• [Requirement]
Reading down the listing below, count the lines where the word "timeclock" shows up, then give only that count.

Start of Extracted material

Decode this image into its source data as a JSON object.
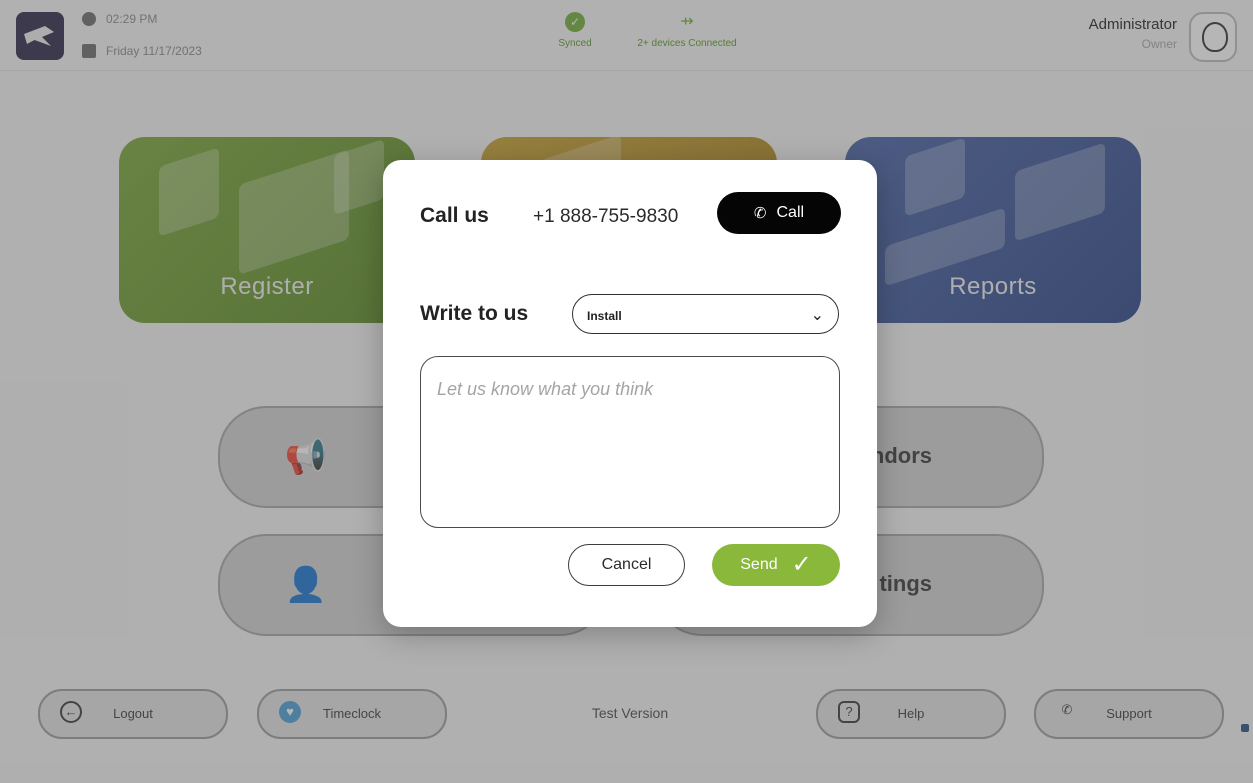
{
  "header": {
    "time": "02:29 PM",
    "date": "Friday 11/17/2023",
    "sync_label": "Synced",
    "devices_label": "2+ devices Connected",
    "user_name": "Administrator",
    "user_role": "Owner"
  },
  "tiles": {
    "register": "Register",
    "reports": "Reports"
  },
  "pills": {
    "vendors_partial": "ndors",
    "settings_partial": "tings"
  },
  "footer": {
    "logout": "Logout",
    "timeclock": "Timeclock",
    "test_version": "Test Version",
    "help": "Help",
    "support": "Support"
  },
  "modal": {
    "call_title": "Call us",
    "phone": "+1 888-755-9830",
    "call_button": "Call",
    "write_title": "Write to us",
    "topic_selected": "Install",
    "message_placeholder": "Let us know what you think",
    "cancel_button": "Cancel",
    "send_button": "Send"
  },
  "colors": {
    "accent_green": "#8ab83a",
    "sync_green": "#73b03a",
    "register_tile": "#6c9a30",
    "reports_tile": "#3b559a",
    "call_black": "#050505"
  },
  "icons": [
    "clock-icon",
    "calendar-icon",
    "sync-check-icon",
    "usb-icon",
    "avatar-icon",
    "megaphone-icon",
    "user-list-icon",
    "logout-icon",
    "timeclock-icon",
    "help-icon",
    "support-phone-icon",
    "phone-icon",
    "chevron-down-icon",
    "checkmark-icon"
  ]
}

End of Extracted material

• [Answer below]
2